(Jobs)
1/ In the llvm-reduce review thread, why are the passes unlikely ever to be shared between the two tools?
2/ List every aspect that the llvm-reduce review thread says is the same for the IR and MIR versions of the tool.
3/ Pick up the llvm-reduce review thread after its final sentence and write the next part.
━━━━━ Given passage ━━━━━
Would it not be better to extract the common interface and simplify writing new back/front -ends for llvm-reduce,
instead of having everything in a single tool?

Could be but it also seems like that would be a much larger change (at least to the existing llvm-reduce). I am not particularly interested in doing that in this patch but as always anyone is free to evolve things further in a follow up commit if they consider it worth while.

I think currently the shared mir vs ir code doesn't hinder development too much. If it ever does come to that point we should split off an llvm-mir-reduce, but that can be done in the future.

Do these tools have anything in common other than the delta algorithm?
Will *any* pass be shared?

(and sorry, I've been busy, trying to find time to review)

markus updated this revision to Diff 383246.Oct 29 2021, 12:21 AM

Addressed review remarks.

markus marked 3 inline comments as done.EditedOct 29 2021, 12:47 AM

Do these tools have anything in common other than the delta algorithm?

I would say that the tools are almost identical except that they work on different representations (IR and MIR). The purpose of the tools are the same, the command line interface, the handling of temporary files and the execution of interestingness tests are all the same and of course the main component the delta algorithm is the same.

Will *any* pass be shared?

The passes are unlikely to ever be shared as they are specific to the representation.

One can of course go the other way around and split the tools, refactor to make the common parts reusable (and put them in some lib somewhere) but to me that seems like a much larger change and the code duplication will be higher. This is what we have right now. Either way is doable but none of the alternatives are likely to please everyone.
━━━━━ Record set ━━━━━
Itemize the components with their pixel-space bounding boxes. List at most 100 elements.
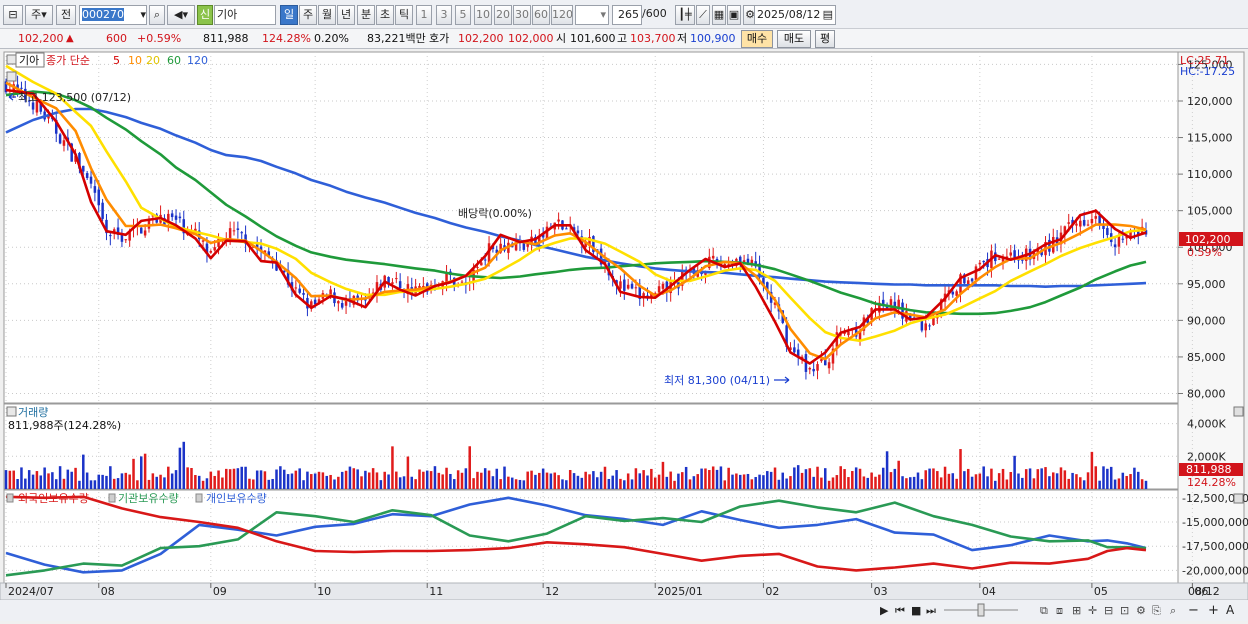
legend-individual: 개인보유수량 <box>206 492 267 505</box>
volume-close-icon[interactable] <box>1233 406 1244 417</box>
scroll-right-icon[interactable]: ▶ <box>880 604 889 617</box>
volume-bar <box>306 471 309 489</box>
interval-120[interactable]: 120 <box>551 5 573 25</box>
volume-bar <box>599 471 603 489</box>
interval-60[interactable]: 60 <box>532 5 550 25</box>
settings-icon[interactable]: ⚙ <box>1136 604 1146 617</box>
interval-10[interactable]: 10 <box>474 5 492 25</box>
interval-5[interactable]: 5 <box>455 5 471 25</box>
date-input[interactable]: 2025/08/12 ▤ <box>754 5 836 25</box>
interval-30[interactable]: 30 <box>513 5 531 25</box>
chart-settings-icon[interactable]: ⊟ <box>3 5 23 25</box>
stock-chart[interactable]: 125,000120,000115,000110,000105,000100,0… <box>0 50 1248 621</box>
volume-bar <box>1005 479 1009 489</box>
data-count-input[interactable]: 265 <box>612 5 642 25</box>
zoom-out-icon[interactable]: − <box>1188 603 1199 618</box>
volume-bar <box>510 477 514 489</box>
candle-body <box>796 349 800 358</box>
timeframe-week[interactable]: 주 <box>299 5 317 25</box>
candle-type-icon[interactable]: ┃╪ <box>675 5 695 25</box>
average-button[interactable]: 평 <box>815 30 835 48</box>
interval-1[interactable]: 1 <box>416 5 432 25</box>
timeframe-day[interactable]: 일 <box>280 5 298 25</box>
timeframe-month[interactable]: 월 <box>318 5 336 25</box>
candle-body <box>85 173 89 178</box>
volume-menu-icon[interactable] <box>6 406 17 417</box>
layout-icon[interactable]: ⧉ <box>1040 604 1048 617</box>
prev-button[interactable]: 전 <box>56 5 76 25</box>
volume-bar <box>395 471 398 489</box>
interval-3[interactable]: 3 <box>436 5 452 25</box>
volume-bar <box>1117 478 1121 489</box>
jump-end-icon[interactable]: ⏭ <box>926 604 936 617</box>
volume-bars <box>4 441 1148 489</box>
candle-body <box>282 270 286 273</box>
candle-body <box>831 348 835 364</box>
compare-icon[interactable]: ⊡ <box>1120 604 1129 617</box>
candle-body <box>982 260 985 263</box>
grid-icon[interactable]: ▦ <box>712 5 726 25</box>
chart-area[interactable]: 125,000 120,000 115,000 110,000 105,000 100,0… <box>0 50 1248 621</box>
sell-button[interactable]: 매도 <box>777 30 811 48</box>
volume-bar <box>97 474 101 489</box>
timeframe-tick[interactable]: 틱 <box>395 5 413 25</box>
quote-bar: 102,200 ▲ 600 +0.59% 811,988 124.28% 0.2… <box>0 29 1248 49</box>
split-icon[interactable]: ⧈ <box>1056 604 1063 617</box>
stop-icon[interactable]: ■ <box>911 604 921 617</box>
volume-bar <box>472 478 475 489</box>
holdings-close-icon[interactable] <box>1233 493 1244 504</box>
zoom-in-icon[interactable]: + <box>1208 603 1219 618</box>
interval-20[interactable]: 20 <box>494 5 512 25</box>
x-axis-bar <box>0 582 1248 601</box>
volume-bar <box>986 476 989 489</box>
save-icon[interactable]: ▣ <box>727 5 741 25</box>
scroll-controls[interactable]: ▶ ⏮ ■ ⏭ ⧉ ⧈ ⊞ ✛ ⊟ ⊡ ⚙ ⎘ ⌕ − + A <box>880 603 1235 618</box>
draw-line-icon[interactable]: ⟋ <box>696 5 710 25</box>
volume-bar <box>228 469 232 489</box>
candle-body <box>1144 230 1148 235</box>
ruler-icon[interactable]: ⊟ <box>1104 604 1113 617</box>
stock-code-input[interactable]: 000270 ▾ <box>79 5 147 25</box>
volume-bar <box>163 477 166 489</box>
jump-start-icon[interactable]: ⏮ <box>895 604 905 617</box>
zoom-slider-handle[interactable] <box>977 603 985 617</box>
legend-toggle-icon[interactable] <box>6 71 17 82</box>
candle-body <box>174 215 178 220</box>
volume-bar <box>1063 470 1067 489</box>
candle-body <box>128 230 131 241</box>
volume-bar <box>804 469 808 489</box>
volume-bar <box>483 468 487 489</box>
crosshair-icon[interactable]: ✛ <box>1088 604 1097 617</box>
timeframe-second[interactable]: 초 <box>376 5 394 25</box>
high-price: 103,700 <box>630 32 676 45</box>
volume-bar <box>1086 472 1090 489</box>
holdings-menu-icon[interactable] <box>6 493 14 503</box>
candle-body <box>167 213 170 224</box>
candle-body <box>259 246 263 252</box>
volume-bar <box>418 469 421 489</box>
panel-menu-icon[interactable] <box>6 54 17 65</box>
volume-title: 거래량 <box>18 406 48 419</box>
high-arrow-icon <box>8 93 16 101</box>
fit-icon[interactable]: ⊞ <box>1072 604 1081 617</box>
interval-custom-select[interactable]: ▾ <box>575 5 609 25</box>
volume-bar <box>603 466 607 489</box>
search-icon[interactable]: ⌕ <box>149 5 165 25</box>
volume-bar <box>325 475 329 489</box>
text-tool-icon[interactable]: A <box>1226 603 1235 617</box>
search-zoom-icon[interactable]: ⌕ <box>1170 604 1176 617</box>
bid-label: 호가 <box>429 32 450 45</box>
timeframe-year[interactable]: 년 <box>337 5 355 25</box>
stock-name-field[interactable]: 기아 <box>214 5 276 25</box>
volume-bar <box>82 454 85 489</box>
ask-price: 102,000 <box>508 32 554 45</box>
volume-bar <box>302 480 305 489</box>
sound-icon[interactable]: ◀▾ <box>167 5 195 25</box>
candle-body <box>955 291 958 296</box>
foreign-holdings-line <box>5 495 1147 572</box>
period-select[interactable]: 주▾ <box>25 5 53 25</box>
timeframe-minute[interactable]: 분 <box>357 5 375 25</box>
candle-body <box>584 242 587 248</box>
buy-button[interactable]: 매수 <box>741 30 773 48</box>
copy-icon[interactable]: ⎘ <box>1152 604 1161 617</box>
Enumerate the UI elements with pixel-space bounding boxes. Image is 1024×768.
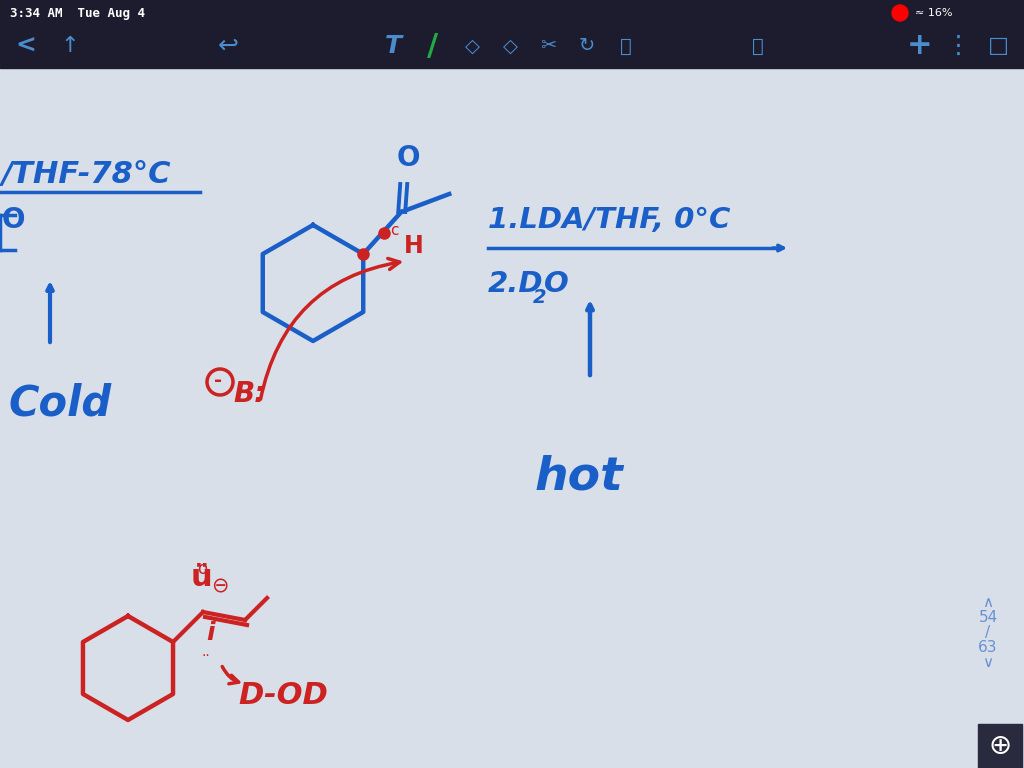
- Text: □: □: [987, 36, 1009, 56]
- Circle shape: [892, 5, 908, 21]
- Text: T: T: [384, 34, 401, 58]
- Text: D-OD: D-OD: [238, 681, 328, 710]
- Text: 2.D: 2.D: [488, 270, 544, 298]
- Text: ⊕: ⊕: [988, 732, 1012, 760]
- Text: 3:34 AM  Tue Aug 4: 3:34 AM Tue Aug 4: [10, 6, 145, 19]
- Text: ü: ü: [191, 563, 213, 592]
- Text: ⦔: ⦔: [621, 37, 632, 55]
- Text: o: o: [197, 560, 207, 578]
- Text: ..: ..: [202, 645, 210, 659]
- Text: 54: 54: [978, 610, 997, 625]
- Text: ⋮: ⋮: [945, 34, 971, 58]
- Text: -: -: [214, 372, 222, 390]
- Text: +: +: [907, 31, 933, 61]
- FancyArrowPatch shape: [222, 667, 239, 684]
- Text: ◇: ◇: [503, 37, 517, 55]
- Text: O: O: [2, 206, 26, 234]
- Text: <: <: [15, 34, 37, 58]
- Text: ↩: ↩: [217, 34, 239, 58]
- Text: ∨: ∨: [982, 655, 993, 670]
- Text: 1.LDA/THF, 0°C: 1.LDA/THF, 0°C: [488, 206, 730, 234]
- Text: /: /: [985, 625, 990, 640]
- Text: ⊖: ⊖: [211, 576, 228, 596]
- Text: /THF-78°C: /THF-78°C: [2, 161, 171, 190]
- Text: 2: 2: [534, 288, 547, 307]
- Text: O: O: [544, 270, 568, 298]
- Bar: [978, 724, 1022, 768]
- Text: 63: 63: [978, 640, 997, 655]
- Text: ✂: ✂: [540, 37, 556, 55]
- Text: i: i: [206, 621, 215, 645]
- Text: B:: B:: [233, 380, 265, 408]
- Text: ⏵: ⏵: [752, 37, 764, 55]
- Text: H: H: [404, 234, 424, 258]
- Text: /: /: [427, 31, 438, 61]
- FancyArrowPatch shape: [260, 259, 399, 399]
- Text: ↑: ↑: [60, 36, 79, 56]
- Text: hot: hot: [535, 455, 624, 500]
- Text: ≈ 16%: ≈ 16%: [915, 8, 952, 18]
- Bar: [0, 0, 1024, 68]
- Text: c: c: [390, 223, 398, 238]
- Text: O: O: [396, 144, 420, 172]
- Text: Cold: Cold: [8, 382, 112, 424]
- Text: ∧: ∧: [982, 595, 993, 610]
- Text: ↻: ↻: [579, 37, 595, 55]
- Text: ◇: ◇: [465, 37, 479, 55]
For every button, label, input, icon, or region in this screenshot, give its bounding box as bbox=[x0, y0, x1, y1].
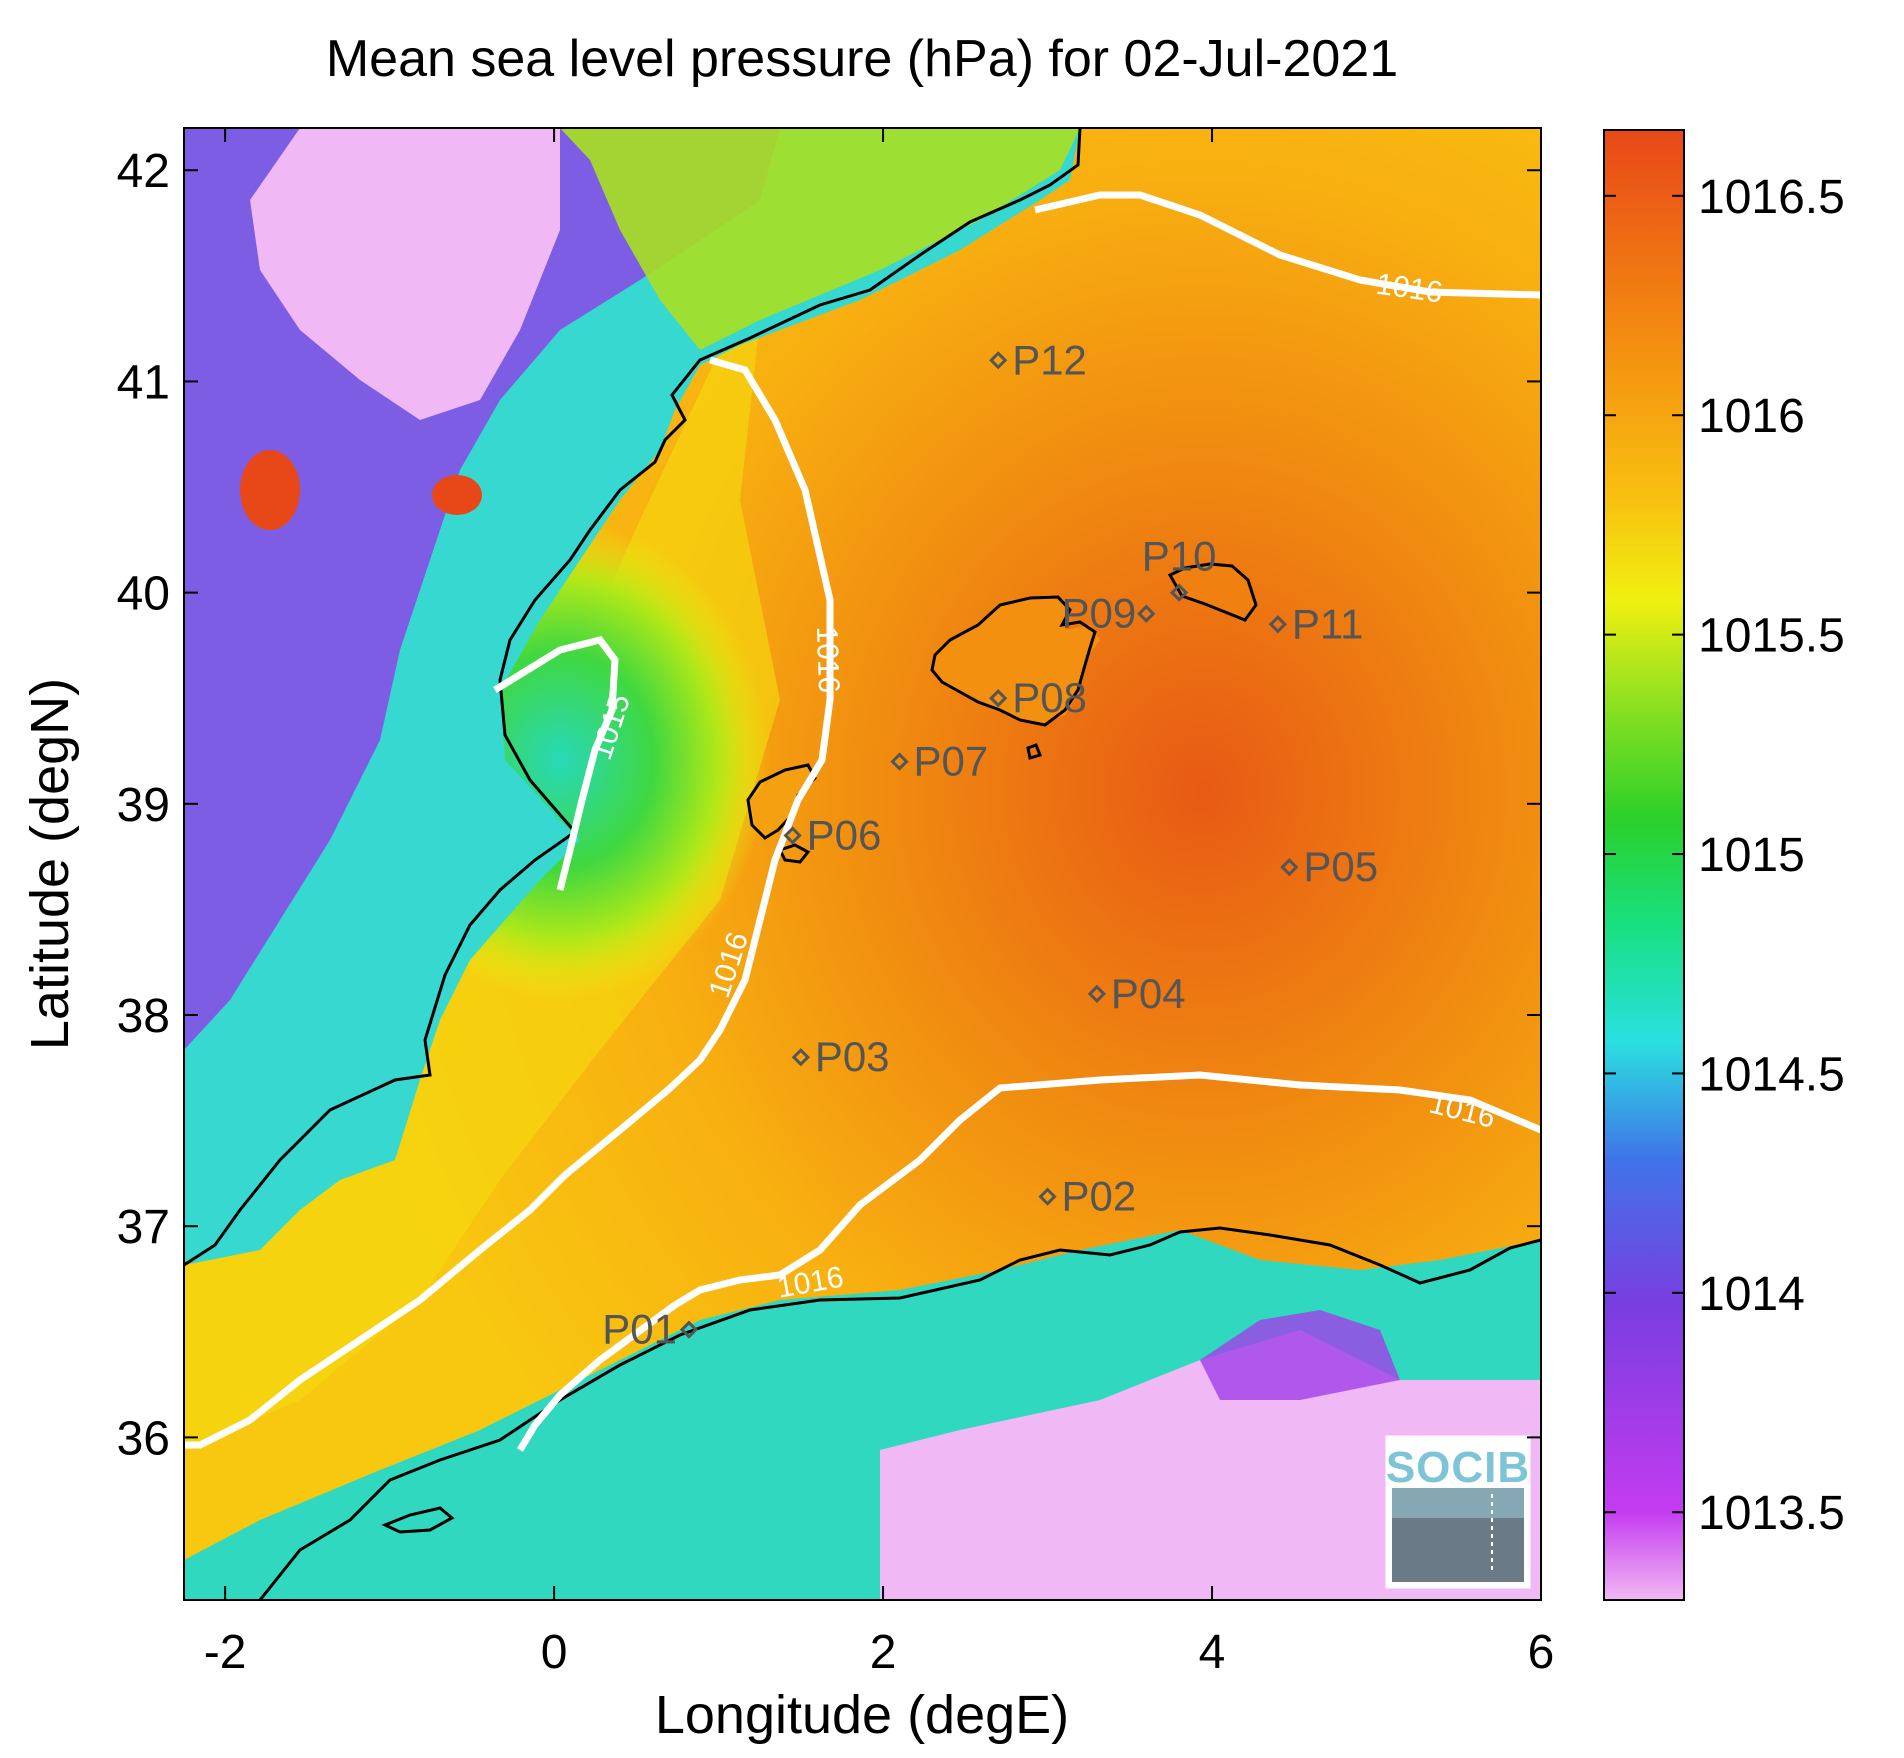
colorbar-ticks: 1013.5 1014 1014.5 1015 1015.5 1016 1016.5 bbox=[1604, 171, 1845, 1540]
━━━━━
(Task answers)
1/ They are specific to the representation.

2/
- The purpose of the tools
- The command line interface
- The handling of temporary files
- The execution of interestingness tests
- The delta algorithm

3/
aeubanks accepted this revision.Nov 1 2021, 9:43 AM

Do these tools have anything in common other than the delta algorithm?

I would say that the tools are almost identical except that they work on different representations (IR and MIR). The purpose of the tools are the same, the command line interface, the handling of temporary files and the execution of interestingness tests are all the same and of course the main component the delta algorithm is the same.

Will *any* pass be shared?

The passes are unlikely to ever be shared as they are specific to the representation.

One can of course go the other way around and split the tools, refactor to make the common parts reusable (and put them in some lib somewhere) but to me that seems like a much larger change and the code duplication will be higher. This is what we have right now. Either way is doable but none of the alternatives are likely to please everyone.

I agree at least for now. Currently I think the overhead of maintaining two llvm-reduces would be much larger than the problems that arise from sharing code. This may change in the future, and then we should consider splitting them.

This revision is now accepted and ready to land.Nov 1 2021, 9:43 AM
This revision was automatically updated to reflect the committed changes.
reames added a subscriber: reames.Nov 10 2021, 9:35 AM

I'm looking at using this functionality, and ran into a question on the design. I'm not clear why you exposed an mtriple command line argument on llvm-reduce. It appears you're using this to derive a default data layout, and as an input to parsing the machine function. However, LLVM IR allows specifying both data layout and triple in IR. As a result, we should be able to have the parsing derive the appropriate target directly from the test case. Is there something I'm missing here?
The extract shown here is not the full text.